Raw records:
--- begin ---

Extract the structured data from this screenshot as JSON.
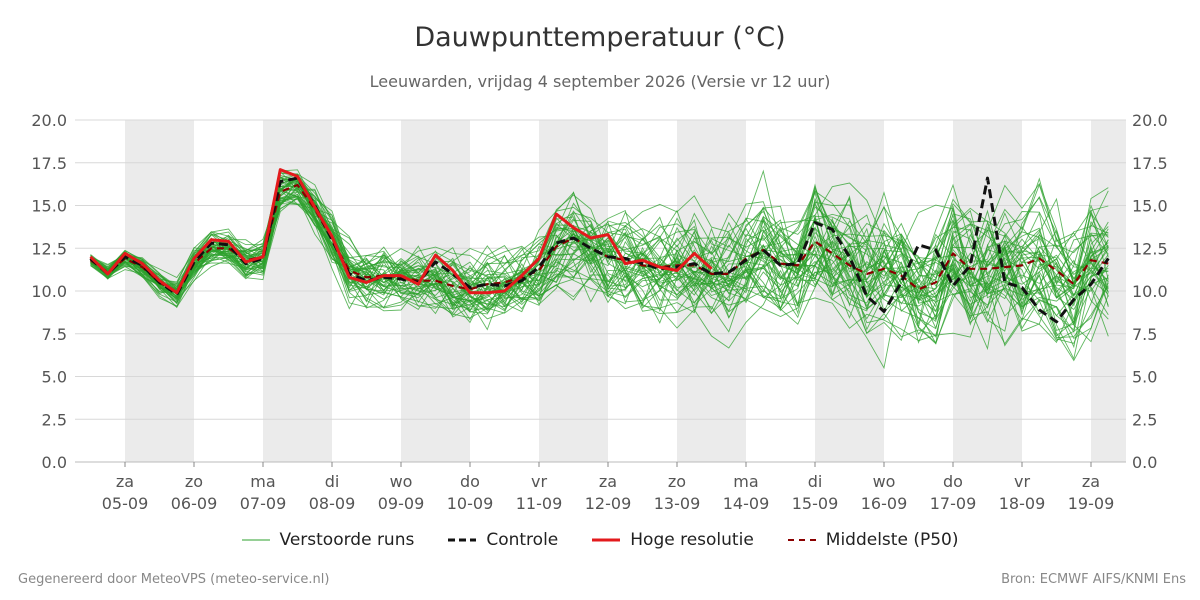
{
  "header": {
    "title": "Dauwpunttemperatuur (°C)",
    "subtitle": "Leeuwarden, vrijdag  4 september 2026 (Versie vr 12 uur)"
  },
  "footer": {
    "left": "Gegenereerd door MeteoVPS (meteo-service.nl)",
    "right": "Bron: ECMWF AIFS/KNMI Ens"
  },
  "legend": {
    "items": [
      {
        "label": "Verstoorde runs",
        "color": "#2ca02c",
        "style": "thin-solid"
      },
      {
        "label": "Controle",
        "color": "#111111",
        "style": "dashed"
      },
      {
        "label": "Hoge resolutie",
        "color": "#e31a1c",
        "style": "solid"
      },
      {
        "label": "Middelste (P50)",
        "color": "#8b0000",
        "style": "dashed"
      }
    ]
  },
  "chart_data": {
    "type": "line",
    "title": "Dauwpunttemperatuur (°C)",
    "ylim": [
      0,
      20
    ],
    "yticks": [
      0.0,
      2.5,
      5.0,
      7.5,
      10.0,
      12.5,
      15.0,
      17.5,
      20.0
    ],
    "ytick_labels": [
      "0.0",
      "2.5",
      "5.0",
      "7.5",
      "10.0",
      "12.5",
      "15.0",
      "17.5",
      "20.0"
    ],
    "xlim_days": [
      0,
      15.25
    ],
    "x_ticks": [
      {
        "day": "za",
        "date": "05-09"
      },
      {
        "day": "zo",
        "date": "06-09"
      },
      {
        "day": "ma",
        "date": "07-09"
      },
      {
        "day": "di",
        "date": "08-09"
      },
      {
        "day": "wo",
        "date": "09-09"
      },
      {
        "day": "do",
        "date": "10-09"
      },
      {
        "day": "vr",
        "date": "11-09"
      },
      {
        "day": "za",
        "date": "12-09"
      },
      {
        "day": "zo",
        "date": "13-09"
      },
      {
        "day": "ma",
        "date": "14-09"
      },
      {
        "day": "di",
        "date": "15-09"
      },
      {
        "day": "wo",
        "date": "16-09"
      },
      {
        "day": "do",
        "date": "17-09"
      },
      {
        "day": "vr",
        "date": "18-09"
      },
      {
        "day": "za",
        "date": "19-09"
      }
    ],
    "grid": true,
    "weekend_shading": true,
    "legend_position": "bottom-center",
    "colors": {
      "ensemble": "#2ca02c",
      "control": "#111111",
      "highres": "#e31a1c",
      "median": "#8b0000",
      "shade": "#ebebeb"
    },
    "series": [
      {
        "name": "Hoge resolutie",
        "x": [
          0.5,
          0.75,
          1.0,
          1.25,
          1.5,
          1.75,
          2.0,
          2.25,
          2.5,
          2.75,
          3.0,
          3.25,
          3.5,
          3.75,
          4.0,
          4.25,
          4.5,
          4.75,
          5.0,
          5.25,
          5.5,
          5.75,
          6.0,
          6.25,
          6.5,
          6.75,
          7.0,
          7.25,
          7.5,
          7.75,
          8.0,
          8.25,
          8.5,
          8.75,
          9.0,
          9.25,
          9.5
        ],
        "values": [
          12.0,
          11.0,
          12.2,
          11.6,
          10.6,
          9.9,
          11.9,
          13.0,
          12.9,
          11.7,
          12.0,
          17.1,
          16.7,
          14.9,
          13.2,
          10.8,
          10.5,
          10.9,
          10.9,
          10.4,
          12.1,
          11.2,
          9.9,
          9.9,
          10.0,
          10.9,
          11.9,
          14.5,
          13.7,
          13.1,
          13.3,
          11.6,
          11.8,
          11.4,
          11.2,
          12.2,
          11.3
        ]
      },
      {
        "name": "Controle",
        "x": [
          0.5,
          0.75,
          1.0,
          1.25,
          1.5,
          1.75,
          2.0,
          2.25,
          2.5,
          2.75,
          3.0,
          3.25,
          3.5,
          3.75,
          4.0,
          4.25,
          4.5,
          4.75,
          5.0,
          5.25,
          5.5,
          5.75,
          6.0,
          6.25,
          6.5,
          6.75,
          7.0,
          7.25,
          7.5,
          7.75,
          8.0,
          8.25,
          8.5,
          8.75,
          9.0,
          9.25,
          9.5,
          9.75,
          10.0,
          10.25,
          10.5,
          10.75,
          11.0,
          11.25,
          11.5,
          11.75,
          12.0,
          12.25,
          12.5,
          12.75,
          13.0,
          13.25,
          13.5,
          13.75,
          14.0,
          14.25,
          14.5,
          14.75,
          15.0,
          15.25
        ],
        "values": [
          11.9,
          11.0,
          12.0,
          11.5,
          10.5,
          9.8,
          11.7,
          12.8,
          12.7,
          11.6,
          11.9,
          16.4,
          16.6,
          15.0,
          13.0,
          11.0,
          10.6,
          10.8,
          10.7,
          10.5,
          11.7,
          11.0,
          10.2,
          10.4,
          10.3,
          10.6,
          11.4,
          12.8,
          13.1,
          12.5,
          12.0,
          11.9,
          11.6,
          11.3,
          11.4,
          11.6,
          11.0,
          11.1,
          11.8,
          12.4,
          11.5,
          11.6,
          14.0,
          13.6,
          12.0,
          9.7,
          8.8,
          10.5,
          12.7,
          12.4,
          10.3,
          11.5,
          16.6,
          10.5,
          10.2,
          8.9,
          8.2,
          9.5,
          10.4,
          11.9
        ]
      },
      {
        "name": "Middelste (P50)",
        "x": [
          0.5,
          0.75,
          1.0,
          1.25,
          1.5,
          1.75,
          2.0,
          2.25,
          2.5,
          2.75,
          3.0,
          3.25,
          3.5,
          3.75,
          4.0,
          4.25,
          4.5,
          4.75,
          5.0,
          5.25,
          5.5,
          5.75,
          6.0,
          6.25,
          6.5,
          6.75,
          7.0,
          7.25,
          7.5,
          7.75,
          8.0,
          8.25,
          8.5,
          8.75,
          9.0,
          9.25,
          9.5,
          9.75,
          10.0,
          10.25,
          10.5,
          10.75,
          11.0,
          11.25,
          11.5,
          11.75,
          12.0,
          12.25,
          12.5,
          12.75,
          13.0,
          13.25,
          13.5,
          13.75,
          14.0,
          14.25,
          14.5,
          14.75,
          15.0,
          15.25
        ],
        "values": [
          11.8,
          11.1,
          11.9,
          11.4,
          10.5,
          9.9,
          11.6,
          12.5,
          12.5,
          11.8,
          12.0,
          15.8,
          16.2,
          14.8,
          13.0,
          11.2,
          10.8,
          10.9,
          10.8,
          10.6,
          10.6,
          10.3,
          10.1,
          10.4,
          10.5,
          10.8,
          11.2,
          12.6,
          13.1,
          12.5,
          12.0,
          11.8,
          11.5,
          11.4,
          11.5,
          11.5,
          11.0,
          11.0,
          11.9,
          12.4,
          11.6,
          11.5,
          12.9,
          12.2,
          11.5,
          11.0,
          11.3,
          10.9,
          10.1,
          10.5,
          12.2,
          11.3,
          11.3,
          11.4,
          11.5,
          11.9,
          11.2,
          10.4,
          11.8,
          11.6
        ]
      }
    ],
    "ensemble_note": "Verstoorde runs"
  }
}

--- end ---

CHALLENGE: Lines containing the word "Verstoorde" are to be tallied; report only the total.

RESPONSE TO THIS TASK: 2